____ EXERCISE INPUT
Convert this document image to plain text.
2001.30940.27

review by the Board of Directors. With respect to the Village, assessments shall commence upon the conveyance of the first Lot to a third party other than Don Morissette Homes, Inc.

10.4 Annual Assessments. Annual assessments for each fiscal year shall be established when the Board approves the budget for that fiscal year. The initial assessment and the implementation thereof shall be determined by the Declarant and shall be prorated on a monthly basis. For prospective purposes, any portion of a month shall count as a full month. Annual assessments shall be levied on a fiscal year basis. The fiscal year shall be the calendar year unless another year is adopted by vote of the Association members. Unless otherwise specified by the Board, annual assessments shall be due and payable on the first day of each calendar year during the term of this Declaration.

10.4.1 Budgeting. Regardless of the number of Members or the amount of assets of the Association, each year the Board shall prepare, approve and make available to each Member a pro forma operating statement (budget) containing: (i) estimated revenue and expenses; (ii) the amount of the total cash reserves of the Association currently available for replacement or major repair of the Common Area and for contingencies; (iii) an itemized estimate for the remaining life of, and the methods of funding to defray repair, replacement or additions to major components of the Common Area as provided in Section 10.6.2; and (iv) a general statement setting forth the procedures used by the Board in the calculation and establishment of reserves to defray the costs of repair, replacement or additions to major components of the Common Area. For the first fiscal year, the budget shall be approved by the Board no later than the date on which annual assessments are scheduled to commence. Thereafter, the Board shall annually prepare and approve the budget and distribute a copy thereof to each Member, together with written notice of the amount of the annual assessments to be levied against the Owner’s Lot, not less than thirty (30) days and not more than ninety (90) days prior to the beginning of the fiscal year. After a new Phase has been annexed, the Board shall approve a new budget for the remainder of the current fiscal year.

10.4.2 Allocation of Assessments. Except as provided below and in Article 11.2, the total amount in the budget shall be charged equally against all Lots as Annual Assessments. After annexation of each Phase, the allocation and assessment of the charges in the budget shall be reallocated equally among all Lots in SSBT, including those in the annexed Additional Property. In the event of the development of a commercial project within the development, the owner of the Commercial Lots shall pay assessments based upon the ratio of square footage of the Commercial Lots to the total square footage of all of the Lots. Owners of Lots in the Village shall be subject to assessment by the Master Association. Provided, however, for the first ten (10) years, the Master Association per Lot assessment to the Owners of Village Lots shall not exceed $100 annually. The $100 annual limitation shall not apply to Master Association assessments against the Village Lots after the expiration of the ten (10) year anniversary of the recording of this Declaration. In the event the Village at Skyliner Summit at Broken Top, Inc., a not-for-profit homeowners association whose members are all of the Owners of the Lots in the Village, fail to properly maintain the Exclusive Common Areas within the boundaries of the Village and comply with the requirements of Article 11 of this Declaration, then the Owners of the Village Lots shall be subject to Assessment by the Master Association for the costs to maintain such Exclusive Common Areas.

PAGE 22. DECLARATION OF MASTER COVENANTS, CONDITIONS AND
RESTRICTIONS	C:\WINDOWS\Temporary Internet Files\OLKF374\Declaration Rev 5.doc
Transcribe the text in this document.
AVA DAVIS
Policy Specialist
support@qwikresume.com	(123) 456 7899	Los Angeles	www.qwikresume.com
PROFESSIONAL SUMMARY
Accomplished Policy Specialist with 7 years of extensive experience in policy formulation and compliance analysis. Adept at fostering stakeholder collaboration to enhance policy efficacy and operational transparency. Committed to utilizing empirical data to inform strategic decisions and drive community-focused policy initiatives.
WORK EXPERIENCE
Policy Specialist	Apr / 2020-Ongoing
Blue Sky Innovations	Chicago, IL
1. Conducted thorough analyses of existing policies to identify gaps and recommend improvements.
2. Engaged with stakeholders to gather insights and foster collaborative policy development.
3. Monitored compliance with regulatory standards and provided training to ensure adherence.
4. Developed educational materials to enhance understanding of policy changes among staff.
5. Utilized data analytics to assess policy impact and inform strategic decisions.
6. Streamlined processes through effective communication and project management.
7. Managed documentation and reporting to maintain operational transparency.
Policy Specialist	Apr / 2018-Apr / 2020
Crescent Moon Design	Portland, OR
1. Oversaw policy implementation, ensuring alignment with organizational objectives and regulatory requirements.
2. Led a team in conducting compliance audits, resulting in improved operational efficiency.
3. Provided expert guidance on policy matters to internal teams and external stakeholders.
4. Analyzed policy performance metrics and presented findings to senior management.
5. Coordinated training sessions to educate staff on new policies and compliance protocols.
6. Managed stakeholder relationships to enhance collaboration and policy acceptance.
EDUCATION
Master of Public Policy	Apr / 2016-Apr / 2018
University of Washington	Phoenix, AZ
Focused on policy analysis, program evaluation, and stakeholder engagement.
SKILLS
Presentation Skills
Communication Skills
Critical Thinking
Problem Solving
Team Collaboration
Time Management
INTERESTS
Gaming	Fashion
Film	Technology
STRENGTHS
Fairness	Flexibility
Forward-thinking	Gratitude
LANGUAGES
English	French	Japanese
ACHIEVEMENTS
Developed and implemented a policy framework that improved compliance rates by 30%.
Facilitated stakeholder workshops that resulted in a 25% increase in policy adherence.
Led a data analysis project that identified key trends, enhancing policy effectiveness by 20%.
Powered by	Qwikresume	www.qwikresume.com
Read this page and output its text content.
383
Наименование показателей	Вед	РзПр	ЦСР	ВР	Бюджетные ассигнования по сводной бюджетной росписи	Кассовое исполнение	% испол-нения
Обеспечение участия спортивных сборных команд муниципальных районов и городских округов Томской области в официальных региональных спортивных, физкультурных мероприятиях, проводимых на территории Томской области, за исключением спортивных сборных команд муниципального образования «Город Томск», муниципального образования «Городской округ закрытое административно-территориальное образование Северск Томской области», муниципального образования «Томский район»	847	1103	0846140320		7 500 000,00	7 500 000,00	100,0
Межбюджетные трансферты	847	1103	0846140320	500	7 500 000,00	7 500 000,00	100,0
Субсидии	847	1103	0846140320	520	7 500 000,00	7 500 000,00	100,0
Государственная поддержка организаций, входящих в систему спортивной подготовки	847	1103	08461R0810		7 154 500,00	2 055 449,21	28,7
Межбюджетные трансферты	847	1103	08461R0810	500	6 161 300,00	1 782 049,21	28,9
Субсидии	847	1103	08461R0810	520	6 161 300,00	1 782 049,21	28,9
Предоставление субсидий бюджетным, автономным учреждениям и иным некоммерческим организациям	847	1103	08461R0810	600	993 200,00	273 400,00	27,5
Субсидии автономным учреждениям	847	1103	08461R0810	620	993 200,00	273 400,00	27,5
________
* [AIM]:
Pick out all lines from the data above in which the word "text" appears.

* [ANSWER]:
Convert this document image to plain text.
Transcribe the text in this document.
Read this page and output its text content.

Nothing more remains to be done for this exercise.